• _Given request_
Tally every line of the listing below that holds "articles", then give the tally alone.

Part of a data file
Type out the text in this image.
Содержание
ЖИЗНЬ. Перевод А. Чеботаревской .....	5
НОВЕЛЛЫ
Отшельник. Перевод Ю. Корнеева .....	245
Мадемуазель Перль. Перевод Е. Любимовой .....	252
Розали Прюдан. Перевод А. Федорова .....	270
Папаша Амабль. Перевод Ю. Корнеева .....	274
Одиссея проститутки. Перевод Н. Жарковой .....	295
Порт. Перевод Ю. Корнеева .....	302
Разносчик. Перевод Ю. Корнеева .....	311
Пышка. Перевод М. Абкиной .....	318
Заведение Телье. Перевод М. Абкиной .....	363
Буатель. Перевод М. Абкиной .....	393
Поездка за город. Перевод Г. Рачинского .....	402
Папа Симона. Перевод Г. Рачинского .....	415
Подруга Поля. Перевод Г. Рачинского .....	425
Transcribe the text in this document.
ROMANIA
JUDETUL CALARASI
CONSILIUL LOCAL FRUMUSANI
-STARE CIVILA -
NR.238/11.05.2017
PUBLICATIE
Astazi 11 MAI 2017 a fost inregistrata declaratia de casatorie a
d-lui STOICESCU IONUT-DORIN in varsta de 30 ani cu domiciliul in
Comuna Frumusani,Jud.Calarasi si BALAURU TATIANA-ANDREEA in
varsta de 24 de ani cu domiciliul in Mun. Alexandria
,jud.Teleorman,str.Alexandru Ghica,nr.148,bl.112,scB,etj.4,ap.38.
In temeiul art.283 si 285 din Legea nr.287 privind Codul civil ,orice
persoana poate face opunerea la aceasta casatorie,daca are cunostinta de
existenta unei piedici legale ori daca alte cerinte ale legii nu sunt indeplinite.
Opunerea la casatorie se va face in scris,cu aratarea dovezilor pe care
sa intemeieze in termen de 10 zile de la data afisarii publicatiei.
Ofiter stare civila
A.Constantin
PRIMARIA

==

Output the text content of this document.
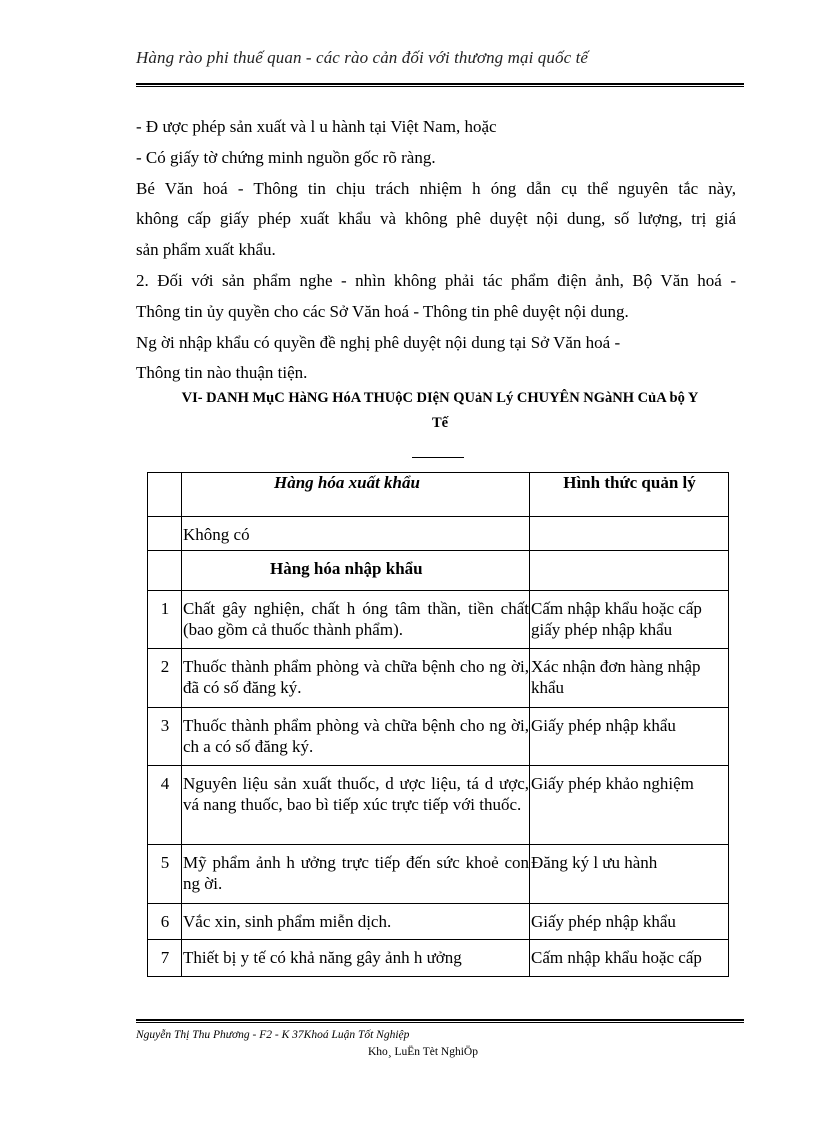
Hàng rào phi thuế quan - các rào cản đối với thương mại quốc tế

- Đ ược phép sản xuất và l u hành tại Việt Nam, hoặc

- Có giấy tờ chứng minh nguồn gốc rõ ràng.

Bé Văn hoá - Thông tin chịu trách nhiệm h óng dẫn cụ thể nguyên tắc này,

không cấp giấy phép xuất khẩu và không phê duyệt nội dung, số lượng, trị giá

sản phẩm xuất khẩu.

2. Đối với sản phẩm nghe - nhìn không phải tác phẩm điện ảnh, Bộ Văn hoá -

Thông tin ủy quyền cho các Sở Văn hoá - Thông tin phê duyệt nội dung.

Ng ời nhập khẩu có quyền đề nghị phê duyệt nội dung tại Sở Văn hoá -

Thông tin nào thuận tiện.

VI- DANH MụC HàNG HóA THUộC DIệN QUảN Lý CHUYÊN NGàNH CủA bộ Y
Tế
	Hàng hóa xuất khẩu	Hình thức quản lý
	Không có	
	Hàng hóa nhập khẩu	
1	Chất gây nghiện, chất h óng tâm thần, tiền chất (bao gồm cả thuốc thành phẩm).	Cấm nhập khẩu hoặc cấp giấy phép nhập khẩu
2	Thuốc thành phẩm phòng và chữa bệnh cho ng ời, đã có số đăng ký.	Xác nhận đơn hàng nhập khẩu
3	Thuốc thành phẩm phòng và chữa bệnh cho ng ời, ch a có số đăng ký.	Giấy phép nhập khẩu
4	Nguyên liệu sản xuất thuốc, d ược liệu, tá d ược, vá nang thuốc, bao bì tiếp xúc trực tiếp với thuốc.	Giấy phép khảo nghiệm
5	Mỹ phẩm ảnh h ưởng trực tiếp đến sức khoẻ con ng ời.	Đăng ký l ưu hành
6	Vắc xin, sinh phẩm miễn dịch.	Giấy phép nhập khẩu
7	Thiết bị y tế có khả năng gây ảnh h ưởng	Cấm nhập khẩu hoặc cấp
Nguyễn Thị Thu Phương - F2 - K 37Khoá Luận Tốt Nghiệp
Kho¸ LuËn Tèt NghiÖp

* * *

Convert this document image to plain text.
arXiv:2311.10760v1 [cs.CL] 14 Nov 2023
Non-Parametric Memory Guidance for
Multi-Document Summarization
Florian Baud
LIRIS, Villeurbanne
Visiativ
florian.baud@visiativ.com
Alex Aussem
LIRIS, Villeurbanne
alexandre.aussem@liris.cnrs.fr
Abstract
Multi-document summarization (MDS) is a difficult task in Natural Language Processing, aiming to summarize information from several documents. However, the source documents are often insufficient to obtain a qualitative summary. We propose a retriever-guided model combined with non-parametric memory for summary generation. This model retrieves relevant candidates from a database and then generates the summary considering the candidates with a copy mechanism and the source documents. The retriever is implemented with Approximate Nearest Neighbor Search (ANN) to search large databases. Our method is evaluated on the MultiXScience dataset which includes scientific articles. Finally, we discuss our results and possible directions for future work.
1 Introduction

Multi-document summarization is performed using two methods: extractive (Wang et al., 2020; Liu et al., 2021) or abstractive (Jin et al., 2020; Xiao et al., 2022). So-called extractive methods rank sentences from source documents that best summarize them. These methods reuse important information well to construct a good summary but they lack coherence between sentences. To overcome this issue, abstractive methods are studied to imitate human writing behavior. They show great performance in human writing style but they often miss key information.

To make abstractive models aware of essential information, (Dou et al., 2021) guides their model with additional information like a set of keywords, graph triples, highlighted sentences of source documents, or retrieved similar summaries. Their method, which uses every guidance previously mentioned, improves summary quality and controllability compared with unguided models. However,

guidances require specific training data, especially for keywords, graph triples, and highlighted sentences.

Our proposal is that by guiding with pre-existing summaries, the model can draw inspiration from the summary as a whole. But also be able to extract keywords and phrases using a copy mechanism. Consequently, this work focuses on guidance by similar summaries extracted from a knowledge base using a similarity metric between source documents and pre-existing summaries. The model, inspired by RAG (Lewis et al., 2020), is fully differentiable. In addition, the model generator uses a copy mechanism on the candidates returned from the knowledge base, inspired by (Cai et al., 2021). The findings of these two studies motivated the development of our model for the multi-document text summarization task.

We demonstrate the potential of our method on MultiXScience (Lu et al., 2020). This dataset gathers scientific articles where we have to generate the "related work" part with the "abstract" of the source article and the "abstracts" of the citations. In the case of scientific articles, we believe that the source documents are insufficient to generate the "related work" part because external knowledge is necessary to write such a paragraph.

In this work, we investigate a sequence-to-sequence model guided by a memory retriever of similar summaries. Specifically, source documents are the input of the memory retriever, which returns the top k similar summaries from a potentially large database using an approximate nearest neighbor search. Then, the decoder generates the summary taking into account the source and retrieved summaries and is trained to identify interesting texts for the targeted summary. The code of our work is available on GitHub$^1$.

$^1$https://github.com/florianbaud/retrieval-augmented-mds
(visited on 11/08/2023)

• _Correct answer_
2